Copy out the lines below, changing "vertical section" to "longitudinal section" and leaving everything else untouched.

— begin SUPPLIED MATERIAL —

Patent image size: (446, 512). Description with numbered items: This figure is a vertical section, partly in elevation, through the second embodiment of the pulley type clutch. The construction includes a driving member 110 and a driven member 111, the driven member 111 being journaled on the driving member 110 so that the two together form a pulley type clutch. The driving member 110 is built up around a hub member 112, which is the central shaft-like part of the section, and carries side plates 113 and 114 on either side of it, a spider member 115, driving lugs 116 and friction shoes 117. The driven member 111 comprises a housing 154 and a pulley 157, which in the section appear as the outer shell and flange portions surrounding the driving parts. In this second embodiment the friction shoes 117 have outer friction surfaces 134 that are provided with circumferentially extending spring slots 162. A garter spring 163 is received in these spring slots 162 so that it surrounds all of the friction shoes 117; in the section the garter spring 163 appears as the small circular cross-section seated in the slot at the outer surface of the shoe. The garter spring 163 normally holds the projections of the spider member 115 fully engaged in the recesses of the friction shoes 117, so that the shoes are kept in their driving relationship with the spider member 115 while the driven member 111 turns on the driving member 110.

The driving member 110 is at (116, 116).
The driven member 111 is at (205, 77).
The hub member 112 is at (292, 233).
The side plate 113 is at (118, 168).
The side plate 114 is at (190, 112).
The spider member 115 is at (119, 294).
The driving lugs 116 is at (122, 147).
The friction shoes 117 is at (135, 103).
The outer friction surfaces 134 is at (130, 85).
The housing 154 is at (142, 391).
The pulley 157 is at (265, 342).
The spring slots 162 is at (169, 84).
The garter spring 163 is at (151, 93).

— end SUPPLIED MATERIAL —

EXERCISE SOLUTION
Patent image size: (446, 512). Description with numbered items: This figure is a longitudinal section, partly in elevation, through the second embodiment of the pulley type clutch. The construction includes a driving member 110 and a driven member 111, the driven member 111 being journaled on the driving member 110 so that the two together form a pulley type clutch. The driving member 110 is built up around a hub member 112, which is the central shaft-like part of the section, and carries side plates 113 and 114 on either side of it, a spider member 115, driving lugs 116 and friction shoes 117. The driven member 111 comprises a housing 154 and a pulley 157, which in the section appear as the outer shell and flange portions surrounding the driving parts. In this second embodiment the friction shoes 117 have outer friction surfaces 134 that are provided with circumferentially extending spring slots 162. A garter spring 163 is received in these spring slots 162 so that it surrounds all of the friction shoes 117; in the section the garter spring 163 appears as the small circular cross-section seated in the slot at the outer surface of the shoe. The garter spring 163 normally holds the projections of the spider member 115 fully engaged in the recesses of the friction shoes 117, so that the shoes are kept in their driving relationship with the spider member 115 while the driven member 111 turns on the driving member 110.

The driving member 110 is at (116, 116).
The driven member 111 is at (205, 77).
The hub member 112 is at (292, 233).
The side plate 113 is at (118, 168).
The side plate 114 is at (190, 112).
The spider member 115 is at (119, 294).
The driving lugs 116 is at (122, 147).
The friction shoes 117 is at (135, 103).
The outer friction surfaces 134 is at (130, 85).
The housing 154 is at (142, 391).
The pulley 157 is at (265, 342).
The spring slots 162 is at (169, 84).
The garter spring 163 is at (151, 93).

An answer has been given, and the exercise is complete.